==== Information supplied
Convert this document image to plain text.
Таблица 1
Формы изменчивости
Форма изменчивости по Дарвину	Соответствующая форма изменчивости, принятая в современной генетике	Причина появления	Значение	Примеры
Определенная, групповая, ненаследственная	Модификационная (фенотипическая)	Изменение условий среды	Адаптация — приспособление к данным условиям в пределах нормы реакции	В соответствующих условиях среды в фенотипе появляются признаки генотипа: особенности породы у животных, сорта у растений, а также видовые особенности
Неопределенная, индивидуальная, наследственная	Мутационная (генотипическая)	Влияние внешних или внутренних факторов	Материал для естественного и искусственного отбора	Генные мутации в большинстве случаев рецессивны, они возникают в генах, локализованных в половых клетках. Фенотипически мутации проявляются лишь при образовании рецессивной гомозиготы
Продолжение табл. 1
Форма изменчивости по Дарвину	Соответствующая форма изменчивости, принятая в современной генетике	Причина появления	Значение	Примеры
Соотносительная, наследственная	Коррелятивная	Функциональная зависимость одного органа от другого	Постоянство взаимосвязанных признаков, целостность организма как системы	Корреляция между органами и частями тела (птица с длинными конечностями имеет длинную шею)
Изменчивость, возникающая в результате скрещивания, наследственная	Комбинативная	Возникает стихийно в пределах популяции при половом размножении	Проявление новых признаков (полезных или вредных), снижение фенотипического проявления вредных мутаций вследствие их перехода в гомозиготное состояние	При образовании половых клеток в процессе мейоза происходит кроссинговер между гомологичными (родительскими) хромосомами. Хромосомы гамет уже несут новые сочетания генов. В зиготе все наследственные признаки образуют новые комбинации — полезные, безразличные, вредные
========
What to work on | Extract all of the data shown above without alteration.

Response to the task |
Convert this document image to plain text.
Таблица 1
Формы изменчивости
Форма изменчивости по Дарвину	Соответствующая форма изменчивости, принятая в современной генетике	Причина появления	Значение	Примеры
Определенная, групповая, ненаследственная	Модификационная (фенотипическая)	Изменение условий среды	Адаптация — приспособление к данным условиям в пределах нормы реакции	В соответствующих условиях среды в фенотипе появляются признаки генотипа: особенности породы у животных, сорта у растений, а также видовые особенности
Неопределенная, индивидуальная, наследственная	Мутационная (генотипическая)	Влияние внешних или внутренних факторов	Материал для естественного и искусственного отбора	Генные мутации в большинстве случаев рецессивны, они возникают в генах, локализованных в половых клетках. Фенотипически мутации проявляются лишь при образовании рецессивной гомозиготы
Продолжение табл. 1
Форма изменчивости по Дарвину	Соответствующая форма изменчивости, принятая в современной генетике	Причина появления	Значение	Примеры
Соотносительная, наследственная	Коррелятивная	Функциональная зависимость одного органа от другого	Постоянство взаимосвязанных признаков, целостность организма как системы	Корреляция между органами и частями тела (птица с длинными конечностями имеет длинную шею)
Изменчивость, возникающая в результате скрещивания, наследственная	Комбинативная	Возникает стихийно в пределах популяции при половом размножении	Проявление новых признаков (полезных или вредных), снижение фенотипического проявления вредных мутаций вследствие их перехода в гомозиготное состояние	При образовании половых клеток в процессе мейоза происходит кроссинговер между гомологичными (родительскими) хромосомами. Хромосомы гамет уже несут новые сочетания генов. В зиготе все наследственные признаки образуют новые комбинации — полезные, безразличные, вредные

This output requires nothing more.